* OBJECTIVE
Search the material for the word "Server" and copy each line that holds it.

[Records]
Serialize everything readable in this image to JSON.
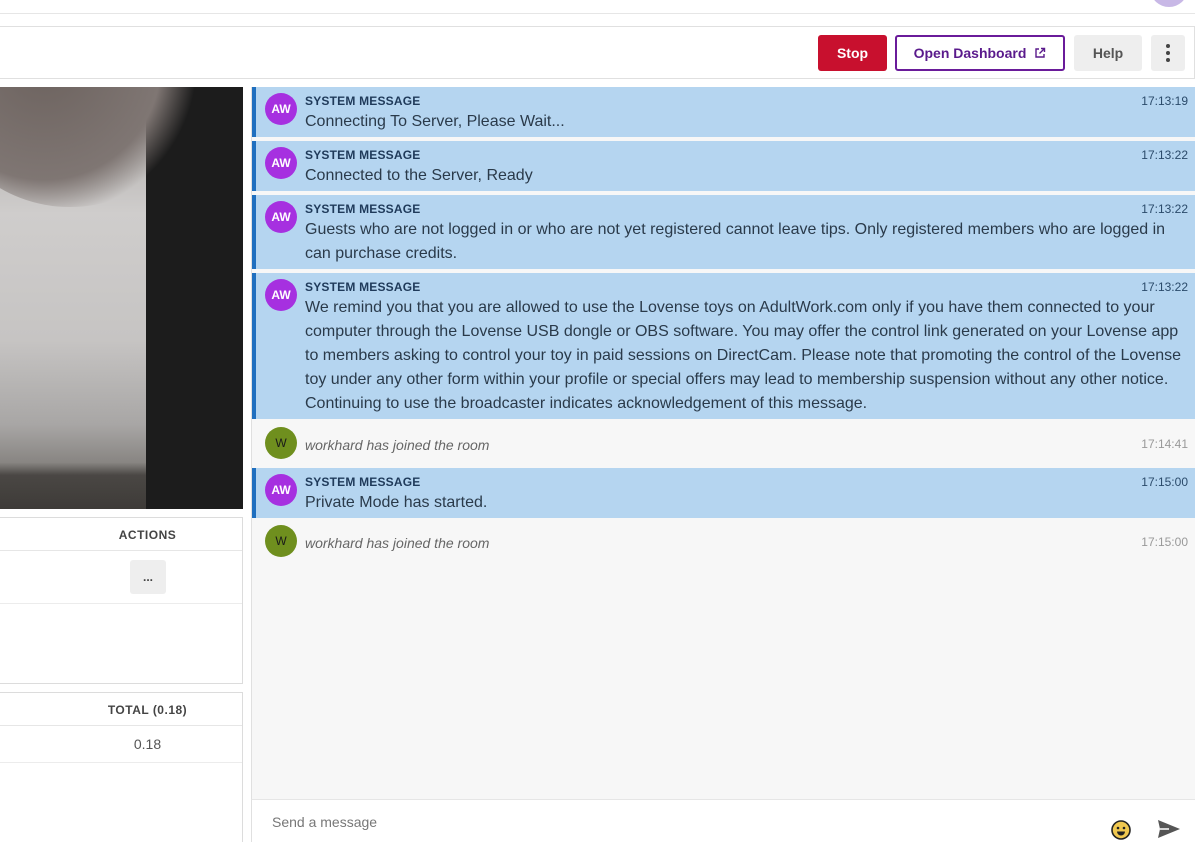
{
  "toolbar": {
    "stop_label": "Stop",
    "dashboard_label": "Open Dashboard",
    "help_label": "Help"
  },
  "colors": {
    "stop": "#c8102e",
    "dashboard_border": "#6a1b9a",
    "system_message_bg": "#b5d5f0",
    "system_message_accent": "#1f6fbf",
    "aw_avatar": "#a630e0",
    "user_avatar": "#6f8f1e"
  },
  "actions_panel": {
    "header": "ACTIONS",
    "more_button": "..."
  },
  "totals_panel": {
    "header": "TOTAL (0.18)",
    "value": "0.18"
  },
  "chat": {
    "messages": [
      {
        "type": "system",
        "avatar": "AW",
        "sender": "SYSTEM MESSAGE",
        "time": "17:13:19",
        "text": "Connecting To Server, Please Wait..."
      },
      {
        "type": "system",
        "avatar": "AW",
        "sender": "SYSTEM MESSAGE",
        "time": "17:13:22",
        "text": "Connected to the Server, Ready"
      },
      {
        "type": "system",
        "avatar": "AW",
        "sender": "SYSTEM MESSAGE",
        "time": "17:13:22",
        "text": "Guests who are not logged in or who are not yet registered cannot leave tips. Only registered members who are logged in can purchase credits."
      },
      {
        "type": "system",
        "avatar": "AW",
        "sender": "SYSTEM MESSAGE",
        "time": "17:13:22",
        "text": "We remind you that you are allowed to use the Lovense toys on AdultWork.com only if you have them connected to your computer through the Lovense USB dongle or OBS software. You may offer the control link generated on your Lovense app to members asking to control your toy in paid sessions on DirectCam. Please note that promoting the control of the Lovense toy under any other form within your profile or special offers may lead to membership suspension without any other notice. Continuing to use the broadcaster indicates acknowledgement of this message."
      },
      {
        "type": "join",
        "avatar": "W",
        "time": "17:14:41",
        "text": "workhard has joined the room"
      },
      {
        "type": "system",
        "avatar": "AW",
        "sender": "SYSTEM MESSAGE",
        "time": "17:15:00",
        "text": "Private Mode has started."
      },
      {
        "type": "join",
        "avatar": "W",
        "time": "17:15:00",
        "text": "workhard has joined the room"
      }
    ],
    "composer_placeholder": "Send a message",
    "emoji_icon": "smiley-face-icon",
    "send_icon": "send-arrow-icon"
  }
}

* FINAL RESULT
        "text": "Connecting To Server, Please Wait..."
        "text": "Connected to the Server, Ready"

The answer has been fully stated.